## Exercise details
Show each line from the listing that includes the word "name".

## Listing

------

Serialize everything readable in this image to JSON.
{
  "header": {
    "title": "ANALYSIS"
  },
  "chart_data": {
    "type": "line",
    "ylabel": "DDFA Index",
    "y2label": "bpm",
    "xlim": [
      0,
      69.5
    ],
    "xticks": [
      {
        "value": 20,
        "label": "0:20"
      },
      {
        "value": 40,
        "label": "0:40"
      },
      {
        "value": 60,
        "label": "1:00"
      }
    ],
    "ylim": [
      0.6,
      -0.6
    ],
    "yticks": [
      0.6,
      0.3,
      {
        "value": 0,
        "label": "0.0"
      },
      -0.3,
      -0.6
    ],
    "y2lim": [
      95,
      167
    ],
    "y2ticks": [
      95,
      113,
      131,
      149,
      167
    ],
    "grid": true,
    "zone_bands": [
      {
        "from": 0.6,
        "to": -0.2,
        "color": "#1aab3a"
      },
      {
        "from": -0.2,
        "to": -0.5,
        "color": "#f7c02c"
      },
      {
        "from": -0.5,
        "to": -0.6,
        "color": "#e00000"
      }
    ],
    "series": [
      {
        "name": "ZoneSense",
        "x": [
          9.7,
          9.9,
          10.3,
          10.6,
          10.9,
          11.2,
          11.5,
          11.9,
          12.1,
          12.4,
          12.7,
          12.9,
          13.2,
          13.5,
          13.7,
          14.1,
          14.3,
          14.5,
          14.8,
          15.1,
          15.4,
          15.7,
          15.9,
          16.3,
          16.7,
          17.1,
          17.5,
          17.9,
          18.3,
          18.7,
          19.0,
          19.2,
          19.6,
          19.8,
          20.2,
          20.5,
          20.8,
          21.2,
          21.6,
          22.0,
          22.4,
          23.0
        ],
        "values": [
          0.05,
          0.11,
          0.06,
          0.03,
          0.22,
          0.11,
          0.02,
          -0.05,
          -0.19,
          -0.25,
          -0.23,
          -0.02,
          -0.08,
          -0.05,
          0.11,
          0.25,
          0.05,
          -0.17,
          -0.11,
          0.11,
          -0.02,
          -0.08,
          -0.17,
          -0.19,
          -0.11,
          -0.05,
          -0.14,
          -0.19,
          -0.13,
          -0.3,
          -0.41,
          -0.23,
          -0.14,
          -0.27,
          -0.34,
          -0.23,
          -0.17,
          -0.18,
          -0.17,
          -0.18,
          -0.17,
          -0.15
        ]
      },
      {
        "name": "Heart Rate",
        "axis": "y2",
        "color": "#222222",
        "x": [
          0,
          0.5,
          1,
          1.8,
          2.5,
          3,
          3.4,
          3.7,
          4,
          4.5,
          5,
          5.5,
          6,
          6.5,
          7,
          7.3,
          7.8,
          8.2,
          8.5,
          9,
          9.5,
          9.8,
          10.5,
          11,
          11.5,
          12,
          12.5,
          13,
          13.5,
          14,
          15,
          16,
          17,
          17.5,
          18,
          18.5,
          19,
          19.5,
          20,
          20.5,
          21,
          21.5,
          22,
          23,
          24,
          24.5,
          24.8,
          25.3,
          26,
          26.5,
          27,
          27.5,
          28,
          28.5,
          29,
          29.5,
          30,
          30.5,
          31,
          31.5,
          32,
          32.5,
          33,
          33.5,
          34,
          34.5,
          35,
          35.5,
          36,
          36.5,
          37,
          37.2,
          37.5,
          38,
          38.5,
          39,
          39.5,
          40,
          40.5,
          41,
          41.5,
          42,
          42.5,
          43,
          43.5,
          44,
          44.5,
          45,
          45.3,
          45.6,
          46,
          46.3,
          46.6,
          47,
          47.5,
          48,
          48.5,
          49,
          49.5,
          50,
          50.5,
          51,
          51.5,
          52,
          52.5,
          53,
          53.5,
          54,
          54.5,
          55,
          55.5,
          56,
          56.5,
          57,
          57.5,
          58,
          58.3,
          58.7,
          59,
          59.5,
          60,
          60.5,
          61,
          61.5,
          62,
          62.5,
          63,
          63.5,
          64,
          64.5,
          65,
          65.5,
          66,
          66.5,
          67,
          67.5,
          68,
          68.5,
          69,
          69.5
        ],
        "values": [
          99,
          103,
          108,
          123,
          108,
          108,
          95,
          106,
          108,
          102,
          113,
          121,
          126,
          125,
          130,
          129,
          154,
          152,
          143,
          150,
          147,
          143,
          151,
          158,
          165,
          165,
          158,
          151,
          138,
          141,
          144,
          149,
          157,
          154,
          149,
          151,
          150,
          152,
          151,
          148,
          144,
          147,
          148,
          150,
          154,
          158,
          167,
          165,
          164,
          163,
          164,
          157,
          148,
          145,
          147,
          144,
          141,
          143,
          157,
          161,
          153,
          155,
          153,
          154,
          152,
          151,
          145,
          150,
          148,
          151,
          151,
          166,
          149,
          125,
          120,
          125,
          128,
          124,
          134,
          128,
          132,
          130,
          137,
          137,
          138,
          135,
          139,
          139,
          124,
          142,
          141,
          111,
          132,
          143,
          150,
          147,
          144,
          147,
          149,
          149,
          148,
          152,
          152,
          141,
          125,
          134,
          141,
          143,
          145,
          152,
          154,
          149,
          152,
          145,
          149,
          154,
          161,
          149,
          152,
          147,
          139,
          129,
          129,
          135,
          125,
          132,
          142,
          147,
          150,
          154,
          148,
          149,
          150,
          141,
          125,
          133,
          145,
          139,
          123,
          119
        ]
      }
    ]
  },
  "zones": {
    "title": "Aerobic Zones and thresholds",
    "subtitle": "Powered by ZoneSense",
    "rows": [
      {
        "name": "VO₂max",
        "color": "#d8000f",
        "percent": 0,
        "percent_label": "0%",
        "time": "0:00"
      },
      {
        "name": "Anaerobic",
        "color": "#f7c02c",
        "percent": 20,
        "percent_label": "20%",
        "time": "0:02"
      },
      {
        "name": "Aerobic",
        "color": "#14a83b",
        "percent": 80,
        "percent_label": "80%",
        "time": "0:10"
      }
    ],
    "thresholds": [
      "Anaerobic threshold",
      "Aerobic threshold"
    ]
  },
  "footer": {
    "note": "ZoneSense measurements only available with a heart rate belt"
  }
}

------

## Completed exercise
        "name": "ZoneSense",
        "name": "Heart Rate",
        "name": "VO₂max",
        "name": "Anaerobic",
        "name": "Aerobic",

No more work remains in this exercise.